Problem. List each line in which the string "please" appears.

Listed records.
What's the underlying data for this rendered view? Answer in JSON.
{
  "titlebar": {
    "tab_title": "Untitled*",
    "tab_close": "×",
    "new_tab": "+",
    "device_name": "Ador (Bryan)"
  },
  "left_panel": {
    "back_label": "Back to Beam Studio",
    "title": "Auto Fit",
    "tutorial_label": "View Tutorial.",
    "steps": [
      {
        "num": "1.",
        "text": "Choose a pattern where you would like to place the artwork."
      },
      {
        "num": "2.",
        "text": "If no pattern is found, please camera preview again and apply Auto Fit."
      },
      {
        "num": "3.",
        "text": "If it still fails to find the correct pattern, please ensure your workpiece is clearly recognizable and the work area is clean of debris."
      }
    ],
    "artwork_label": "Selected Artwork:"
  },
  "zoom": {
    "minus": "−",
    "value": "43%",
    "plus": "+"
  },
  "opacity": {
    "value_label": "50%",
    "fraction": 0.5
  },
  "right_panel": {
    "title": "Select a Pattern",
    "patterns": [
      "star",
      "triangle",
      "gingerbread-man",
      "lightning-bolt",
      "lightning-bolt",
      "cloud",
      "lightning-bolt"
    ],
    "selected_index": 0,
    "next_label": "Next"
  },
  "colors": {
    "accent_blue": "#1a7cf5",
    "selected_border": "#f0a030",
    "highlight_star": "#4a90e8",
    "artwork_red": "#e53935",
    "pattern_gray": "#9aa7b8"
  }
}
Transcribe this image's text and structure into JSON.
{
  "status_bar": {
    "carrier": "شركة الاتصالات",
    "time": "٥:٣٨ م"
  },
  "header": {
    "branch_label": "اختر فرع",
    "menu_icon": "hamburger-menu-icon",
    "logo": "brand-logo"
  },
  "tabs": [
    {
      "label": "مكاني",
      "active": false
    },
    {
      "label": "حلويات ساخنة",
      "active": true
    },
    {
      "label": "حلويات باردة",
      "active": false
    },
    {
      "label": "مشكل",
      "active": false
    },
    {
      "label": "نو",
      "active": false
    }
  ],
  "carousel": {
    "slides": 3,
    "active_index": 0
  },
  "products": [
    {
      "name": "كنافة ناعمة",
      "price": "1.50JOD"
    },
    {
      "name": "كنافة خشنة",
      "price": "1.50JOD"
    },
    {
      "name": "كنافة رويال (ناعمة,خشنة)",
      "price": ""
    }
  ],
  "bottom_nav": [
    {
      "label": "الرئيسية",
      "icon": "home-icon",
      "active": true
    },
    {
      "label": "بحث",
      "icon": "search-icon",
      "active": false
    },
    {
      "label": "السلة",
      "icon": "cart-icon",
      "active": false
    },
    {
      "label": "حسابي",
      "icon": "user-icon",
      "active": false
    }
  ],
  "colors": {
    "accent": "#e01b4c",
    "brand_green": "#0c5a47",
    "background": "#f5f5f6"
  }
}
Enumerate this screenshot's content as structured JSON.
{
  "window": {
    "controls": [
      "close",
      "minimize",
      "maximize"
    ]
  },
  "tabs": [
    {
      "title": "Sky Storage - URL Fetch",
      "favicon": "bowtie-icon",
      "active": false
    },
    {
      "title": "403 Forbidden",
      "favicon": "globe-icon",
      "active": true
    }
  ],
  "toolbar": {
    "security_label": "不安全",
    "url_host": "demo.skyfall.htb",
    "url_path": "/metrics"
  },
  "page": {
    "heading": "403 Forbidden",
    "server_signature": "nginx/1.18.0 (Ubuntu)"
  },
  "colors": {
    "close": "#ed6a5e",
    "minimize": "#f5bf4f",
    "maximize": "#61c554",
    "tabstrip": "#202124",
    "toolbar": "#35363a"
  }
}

Problem solution.
        "text": "If no pattern is found, please camera preview again and apply Auto Fit."
        "text": "If it still fails to find the correct pattern, please ensure your workpiece is clearly recognizable and the work area is clean of debris."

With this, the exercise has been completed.